-- start Extracted material --
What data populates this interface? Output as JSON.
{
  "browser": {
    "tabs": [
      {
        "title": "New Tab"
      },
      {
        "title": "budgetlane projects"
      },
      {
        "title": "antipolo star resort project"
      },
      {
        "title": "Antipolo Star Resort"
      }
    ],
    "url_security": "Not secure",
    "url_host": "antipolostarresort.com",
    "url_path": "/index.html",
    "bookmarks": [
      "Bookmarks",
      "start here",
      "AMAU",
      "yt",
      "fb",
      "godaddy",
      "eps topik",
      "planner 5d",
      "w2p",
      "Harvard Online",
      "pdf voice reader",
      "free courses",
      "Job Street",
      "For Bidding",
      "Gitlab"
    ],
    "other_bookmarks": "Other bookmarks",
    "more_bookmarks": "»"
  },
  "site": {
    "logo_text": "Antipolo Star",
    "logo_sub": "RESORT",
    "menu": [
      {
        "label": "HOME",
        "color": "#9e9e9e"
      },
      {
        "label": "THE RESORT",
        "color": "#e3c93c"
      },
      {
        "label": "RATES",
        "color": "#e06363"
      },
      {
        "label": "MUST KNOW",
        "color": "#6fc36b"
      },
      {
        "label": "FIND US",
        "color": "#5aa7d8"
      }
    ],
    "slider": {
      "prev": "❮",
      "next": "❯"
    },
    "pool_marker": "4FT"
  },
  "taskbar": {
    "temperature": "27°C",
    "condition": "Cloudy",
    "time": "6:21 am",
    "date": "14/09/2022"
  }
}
-- end Extracted material --
**Work to be completed**
Which lines hold the word "title"? Copy all of them.

**Task output**
        "title": "New Tab"
        "title": "budgetlane projects"
        "title": "antipolo star resort project"
        "title": "Antipolo Star Resort"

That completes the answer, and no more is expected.